▶ [What the task asks]
Transcribe all of the material below word for word and leave out its pictures.

▶ [Material]
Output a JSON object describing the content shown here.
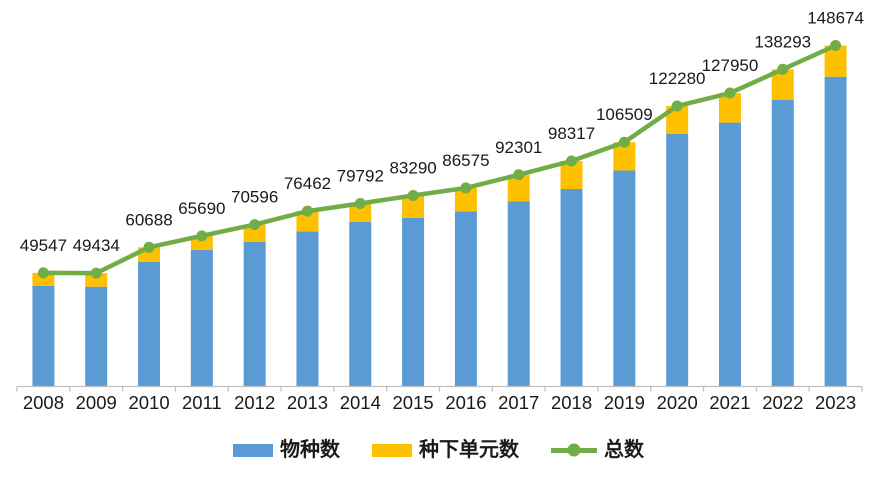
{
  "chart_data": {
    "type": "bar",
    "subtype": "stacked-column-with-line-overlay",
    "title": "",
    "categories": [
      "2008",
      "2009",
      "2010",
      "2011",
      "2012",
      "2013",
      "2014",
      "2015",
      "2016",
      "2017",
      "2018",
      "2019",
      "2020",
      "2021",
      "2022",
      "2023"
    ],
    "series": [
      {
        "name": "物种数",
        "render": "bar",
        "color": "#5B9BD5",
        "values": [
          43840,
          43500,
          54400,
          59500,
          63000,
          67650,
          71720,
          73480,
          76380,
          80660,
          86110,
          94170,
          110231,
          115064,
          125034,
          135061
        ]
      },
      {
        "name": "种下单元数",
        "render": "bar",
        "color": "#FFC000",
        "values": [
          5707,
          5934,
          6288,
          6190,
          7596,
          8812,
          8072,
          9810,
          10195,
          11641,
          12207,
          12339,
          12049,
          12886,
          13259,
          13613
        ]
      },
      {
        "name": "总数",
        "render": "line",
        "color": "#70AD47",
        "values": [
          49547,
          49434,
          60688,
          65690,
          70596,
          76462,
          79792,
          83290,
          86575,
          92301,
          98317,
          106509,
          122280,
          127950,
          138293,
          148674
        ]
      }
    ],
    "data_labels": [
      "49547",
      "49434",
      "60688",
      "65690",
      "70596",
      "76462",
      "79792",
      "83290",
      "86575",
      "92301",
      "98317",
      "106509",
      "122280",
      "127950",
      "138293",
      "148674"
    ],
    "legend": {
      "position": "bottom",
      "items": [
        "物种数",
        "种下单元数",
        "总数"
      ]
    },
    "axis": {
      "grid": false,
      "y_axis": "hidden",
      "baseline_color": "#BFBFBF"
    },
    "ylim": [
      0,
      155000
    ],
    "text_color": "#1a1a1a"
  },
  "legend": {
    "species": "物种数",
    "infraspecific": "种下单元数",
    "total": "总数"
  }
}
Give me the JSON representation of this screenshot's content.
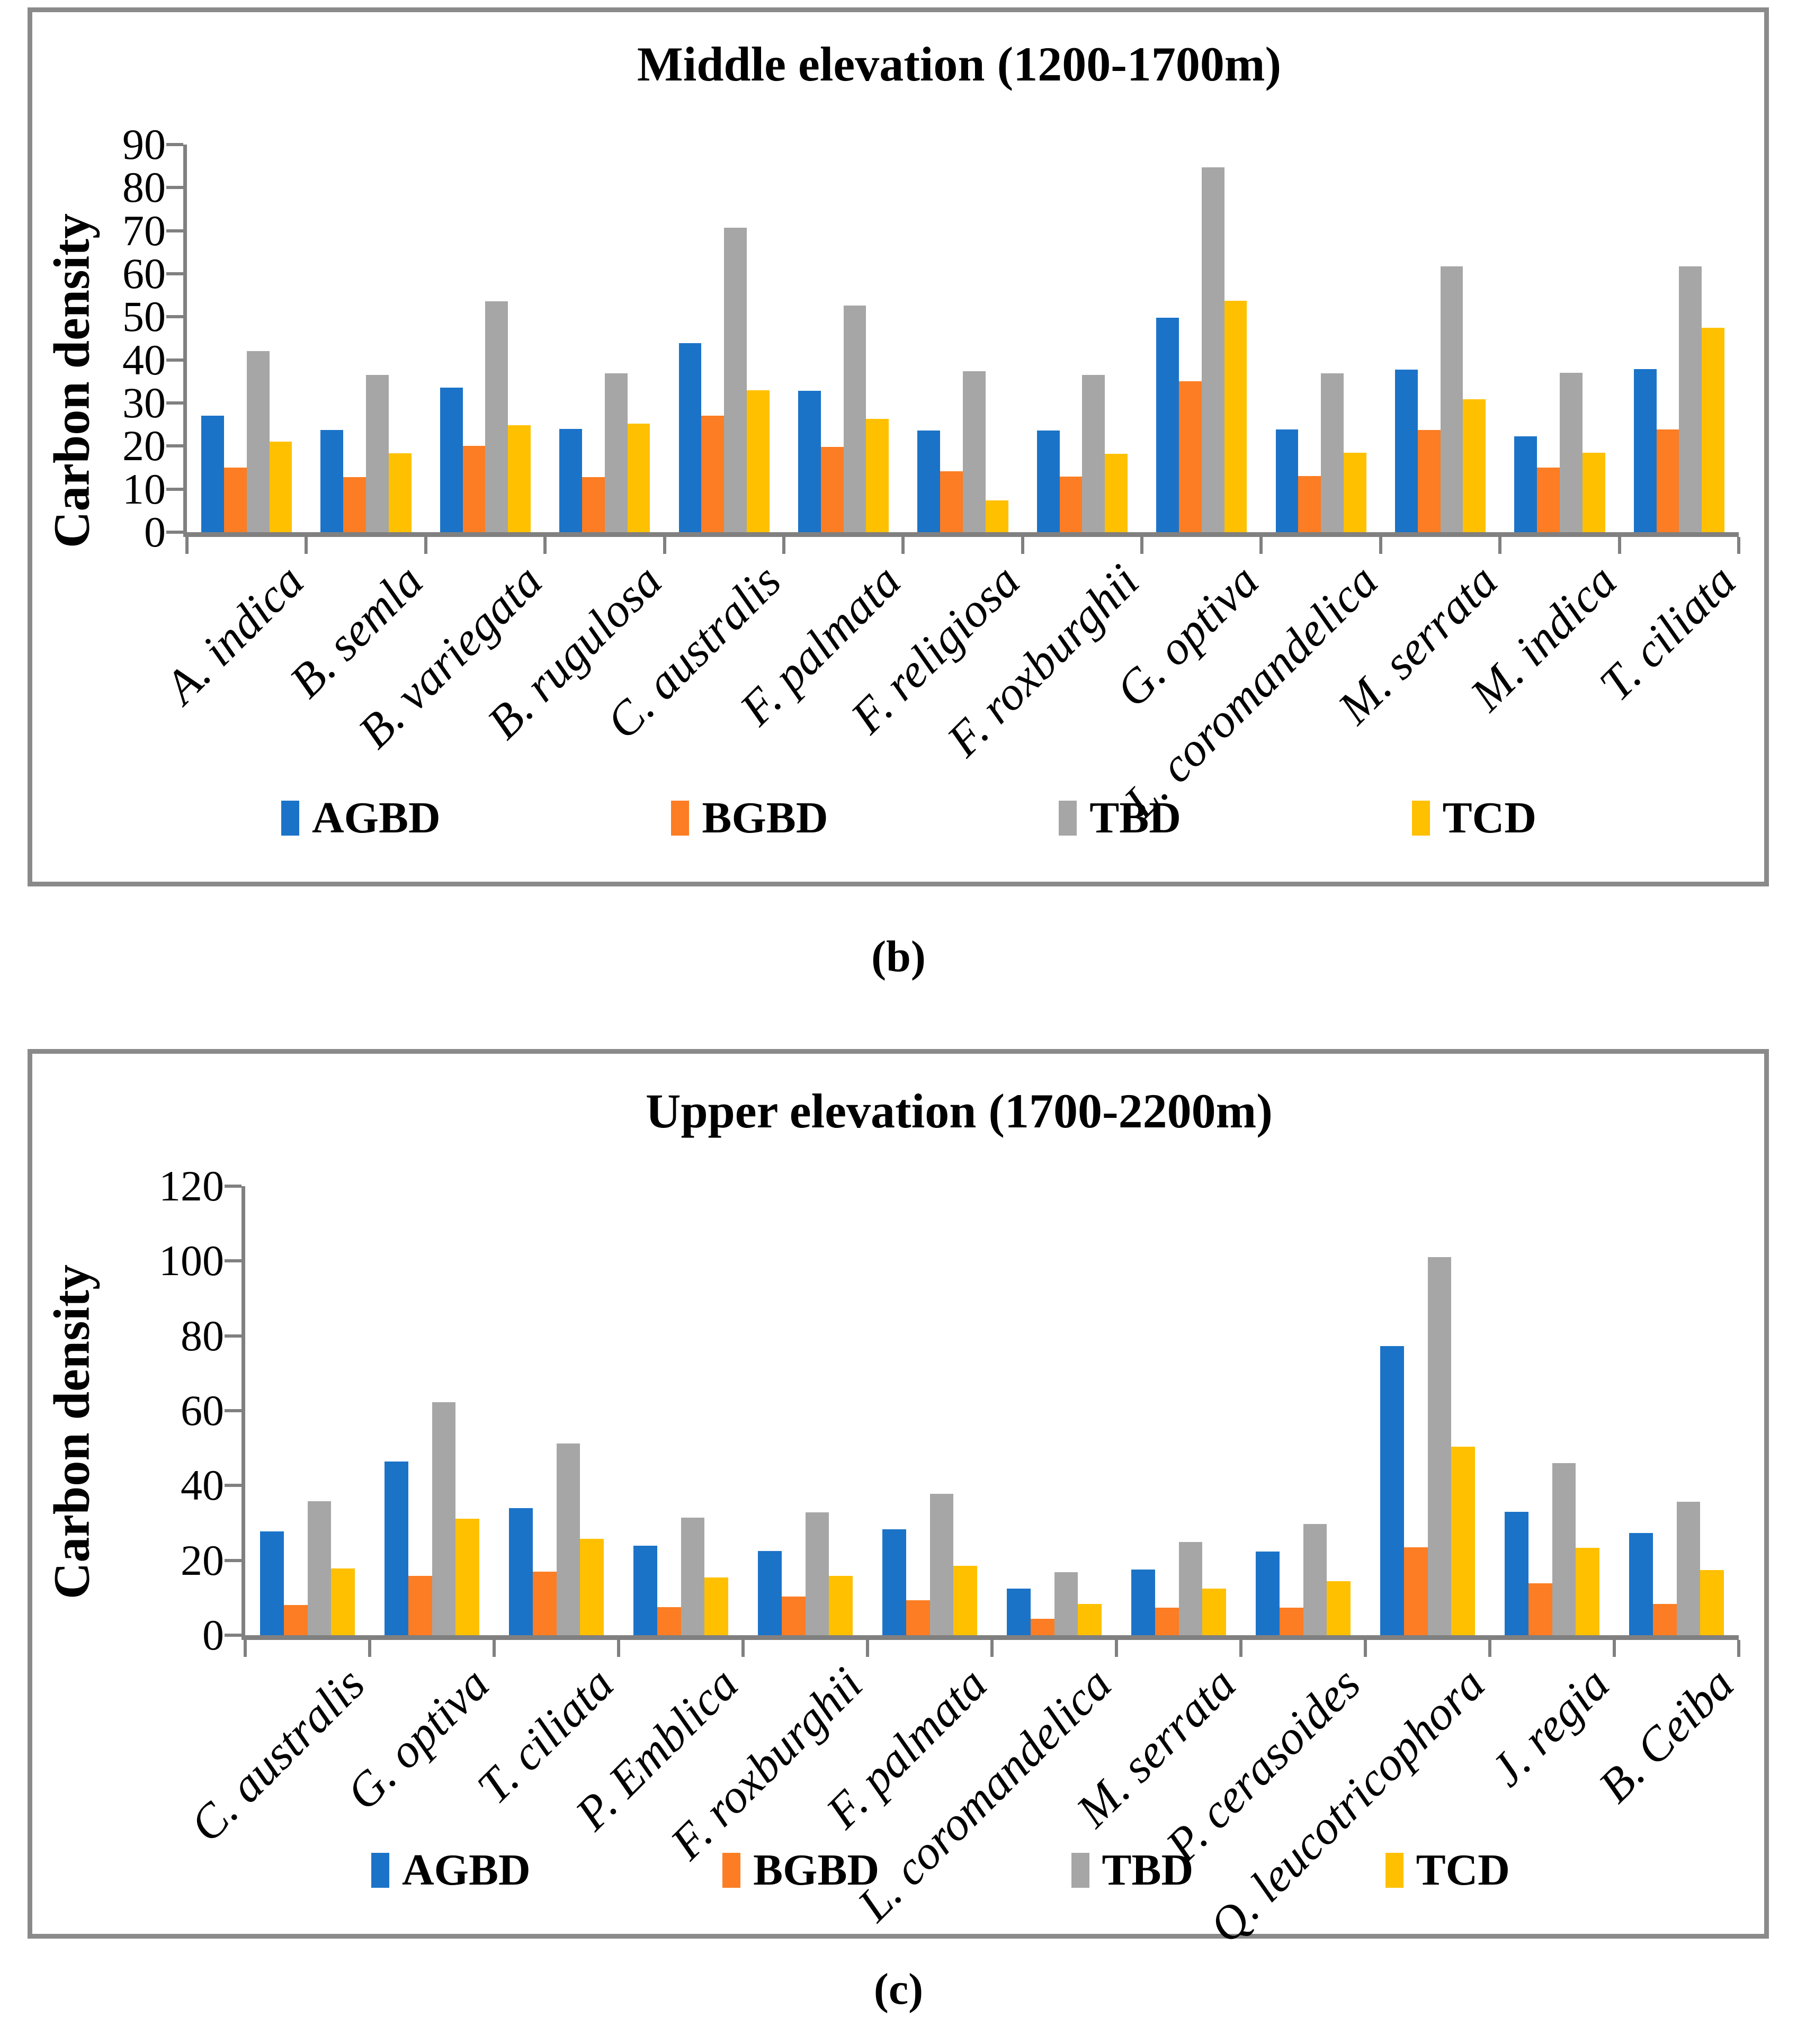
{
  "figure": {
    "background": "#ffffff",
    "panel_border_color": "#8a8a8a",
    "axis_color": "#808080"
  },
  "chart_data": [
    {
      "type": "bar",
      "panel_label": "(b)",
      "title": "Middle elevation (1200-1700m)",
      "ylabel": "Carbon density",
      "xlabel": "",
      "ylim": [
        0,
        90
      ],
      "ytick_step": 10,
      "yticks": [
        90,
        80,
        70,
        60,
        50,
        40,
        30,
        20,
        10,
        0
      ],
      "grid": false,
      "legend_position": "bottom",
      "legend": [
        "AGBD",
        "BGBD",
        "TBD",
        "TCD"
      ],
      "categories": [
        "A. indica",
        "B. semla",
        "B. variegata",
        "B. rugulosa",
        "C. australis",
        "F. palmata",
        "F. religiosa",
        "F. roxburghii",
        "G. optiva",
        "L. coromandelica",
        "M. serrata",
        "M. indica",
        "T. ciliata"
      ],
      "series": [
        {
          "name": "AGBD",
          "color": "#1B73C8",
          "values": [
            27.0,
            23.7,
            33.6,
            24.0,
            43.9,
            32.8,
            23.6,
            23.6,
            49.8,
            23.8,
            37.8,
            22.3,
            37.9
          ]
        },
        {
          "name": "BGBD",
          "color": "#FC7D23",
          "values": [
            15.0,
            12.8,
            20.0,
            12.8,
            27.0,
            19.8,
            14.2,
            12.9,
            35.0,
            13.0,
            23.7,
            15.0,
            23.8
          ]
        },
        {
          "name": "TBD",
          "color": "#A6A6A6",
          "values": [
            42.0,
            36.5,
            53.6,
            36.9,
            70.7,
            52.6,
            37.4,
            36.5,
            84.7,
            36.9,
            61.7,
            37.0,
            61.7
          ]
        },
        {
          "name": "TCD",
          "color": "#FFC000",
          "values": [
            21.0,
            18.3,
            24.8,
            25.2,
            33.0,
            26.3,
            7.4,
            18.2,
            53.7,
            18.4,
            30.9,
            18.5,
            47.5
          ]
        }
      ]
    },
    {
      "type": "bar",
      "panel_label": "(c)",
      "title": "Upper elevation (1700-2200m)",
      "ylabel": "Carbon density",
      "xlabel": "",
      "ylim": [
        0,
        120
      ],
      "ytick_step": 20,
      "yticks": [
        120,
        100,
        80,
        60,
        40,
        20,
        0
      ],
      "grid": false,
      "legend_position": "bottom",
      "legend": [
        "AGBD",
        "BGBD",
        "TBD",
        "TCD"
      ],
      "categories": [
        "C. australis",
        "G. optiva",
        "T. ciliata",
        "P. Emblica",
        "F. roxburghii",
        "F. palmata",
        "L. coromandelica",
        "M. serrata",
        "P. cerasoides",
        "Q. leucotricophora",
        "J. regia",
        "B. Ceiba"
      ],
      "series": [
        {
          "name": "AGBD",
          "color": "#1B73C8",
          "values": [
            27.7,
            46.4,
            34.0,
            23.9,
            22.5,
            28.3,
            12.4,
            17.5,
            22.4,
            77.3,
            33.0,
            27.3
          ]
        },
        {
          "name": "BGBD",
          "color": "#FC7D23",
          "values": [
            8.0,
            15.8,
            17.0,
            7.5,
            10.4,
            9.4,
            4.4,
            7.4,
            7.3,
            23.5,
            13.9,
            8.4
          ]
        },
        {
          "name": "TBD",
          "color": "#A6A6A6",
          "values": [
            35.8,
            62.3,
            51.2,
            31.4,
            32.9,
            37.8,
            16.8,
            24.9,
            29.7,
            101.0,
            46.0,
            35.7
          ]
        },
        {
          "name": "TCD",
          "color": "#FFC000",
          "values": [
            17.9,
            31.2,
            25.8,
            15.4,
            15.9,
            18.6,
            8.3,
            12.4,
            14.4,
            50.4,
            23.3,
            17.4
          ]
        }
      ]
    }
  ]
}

▶ [The reply]
Output a JSON object describing the content shown here.
{
  "chart_data": {
    "type": "bar",
    "subtype": "stacked-column-with-line-overlay",
    "title": "",
    "categories": [
      "2008",
      "2009",
      "2010",
      "2011",
      "2012",
      "2013",
      "2014",
      "2015",
      "2016",
      "2017",
      "2018",
      "2019",
      "2020",
      "2021",
      "2022",
      "2023"
    ],
    "series": [
      {
        "name": "物种数",
        "render": "bar",
        "color": "#5B9BD5",
        "values": [
          43840,
          43500,
          54400,
          59500,
          63000,
          67650,
          71720,
          73480,
          76380,
          80660,
          86110,
          94170,
          110231,
          115064,
          125034,
          135061
        ]
      },
      {
        "name": "种下单元数",
        "render": "bar",
        "color": "#FFC000",
        "values": [
          5707,
          5934,
          6288,
          6190,
          7596,
          8812,
          8072,
          9810,
          10195,
          11641,
          12207,
          12339,
          12049,
          12886,
          13259,
          13613
        ]
      },
      {
        "name": "总数",
        "render": "line",
        "color": "#70AD47",
        "values": [
          49547,
          49434,
          60688,
          65690,
          70596,
          76462,
          79792,
          83290,
          86575,
          92301,
          98317,
          106509,
          122280,
          127950,
          138293,
          148674
        ]
      }
    ],
    "data_labels": [
      "49547",
      "49434",
      "60688",
      "65690",
      "70596",
      "76462",
      "79792",
      "83290",
      "86575",
      "92301",
      "98317",
      "106509",
      "122280",
      "127950",
      "138293",
      "148674"
    ],
    "legend": {
      "position": "bottom",
      "items": [
        "物种数",
        "种下单元数",
        "总数"
      ]
    },
    "axis": {
      "grid": false,
      "y_axis": "hidden",
      "baseline_color": "#BFBFBF"
    },
    "ylim": [
      0,
      155000
    ],
    "text_color": "#1a1a1a"
  },
  "legend": {
    "species": "物种数",
    "infraspecific": "种下单元数",
    "total": "总数"
  }
}
Give me the JSON representation of this screenshot's content.
{
  "figure": {
    "background": "#ffffff",
    "panel_border_color": "#8a8a8a",
    "axis_color": "#808080"
  },
  "chart_data": [
    {
      "type": "bar",
      "panel_label": "(b)",
      "title": "Middle elevation (1200-1700m)",
      "ylabel": "Carbon density",
      "xlabel": "",
      "ylim": [
        0,
        90
      ],
      "ytick_step": 10,
      "yticks": [
        90,
        80,
        70,
        60,
        50,
        40,
        30,
        20,
        10,
        0
      ],
      "grid": false,
      "legend_position": "bottom",
      "legend": [
        "AGBD",
        "BGBD",
        "TBD",
        "TCD"
      ],
      "categories": [
        "A. indica",
        "B. semla",
        "B. variegata",
        "B. rugulosa",
        "C. australis",
        "F. palmata",
        "F. religiosa",
        "F. roxburghii",
        "G. optiva",
        "L. coromandelica",
        "M. serrata",
        "M. indica",
        "T. ciliata"
      ],
      "series": [
        {
          "name": "AGBD",
          "color": "#1B73C8",
          "values": [
            27.0,
            23.7,
            33.6,
            24.0,
            43.9,
            32.8,
            23.6,
            23.6,
            49.8,
            23.8,
            37.8,
            22.3,
            37.9
          ]
        },
        {
          "name": "BGBD",
          "color": "#FC7D23",
          "values": [
            15.0,
            12.8,
            20.0,
            12.8,
            27.0,
            19.8,
            14.2,
            12.9,
            35.0,
            13.0,
            23.7,
            15.0,
            23.8
          ]
        },
        {
          "name": "TBD",
          "color": "#A6A6A6",
          "values": [
            42.0,
            36.5,
            53.6,
            36.9,
            70.7,
            52.6,
            37.4,
            36.5,
            84.7,
            36.9,
            61.7,
            37.0,
            61.7
          ]
        },
        {
          "name": "TCD",
          "color": "#FFC000",
          "values": [
            21.0,
            18.3,
            24.8,
            25.2,
            33.0,
            26.3,
            7.4,
            18.2,
            53.7,
            18.4,
            30.9,
            18.5,
            47.5
          ]
        }
      ]
    },
    {
      "type": "bar",
      "panel_label": "(c)",
      "title": "Upper elevation (1700-2200m)",
      "ylabel": "Carbon density",
      "xlabel": "",
      "ylim": [
        0,
        120
      ],
      "ytick_step": 20,
      "yticks": [
        120,
        100,
        80,
        60,
        40,
        20,
        0
      ],
      "grid": false,
      "legend_position": "bottom",
      "legend": [
        "AGBD",
        "BGBD",
        "TBD",
        "TCD"
      ],
      "categories": [
        "C. australis",
        "G. optiva",
        "T. ciliata",
        "P. Emblica",
        "F. roxburghii",
        "F. palmata",
        "L. coromandelica",
        "M. serrata",
        "P. cerasoides",
        "Q. leucotricophora",
        "J. regia",
        "B. Ceiba"
      ],
      "series": [
        {
          "name": "AGBD",
          "color": "#1B73C8",
          "values": [
            27.7,
            46.4,
            34.0,
            23.9,
            22.5,
            28.3,
            12.4,
            17.5,
            22.4,
            77.3,
            33.0,
            27.3
          ]
        },
        {
          "name": "BGBD",
          "color": "#FC7D23",
          "values": [
            8.0,
            15.8,
            17.0,
            7.5,
            10.4,
            9.4,
            4.4,
            7.4,
            7.3,
            23.5,
            13.9,
            8.4
          ]
        },
        {
          "name": "TBD",
          "color": "#A6A6A6",
          "values": [
            35.8,
            62.3,
            51.2,
            31.4,
            32.9,
            37.8,
            16.8,
            24.9,
            29.7,
            101.0,
            46.0,
            35.7
          ]
        },
        {
          "name": "TCD",
          "color": "#FFC000",
          "values": [
            17.9,
            31.2,
            25.8,
            15.4,
            15.9,
            18.6,
            8.3,
            12.4,
            14.4,
            50.4,
            23.3,
            17.4
          ]
        }
      ]
    }
  ]
}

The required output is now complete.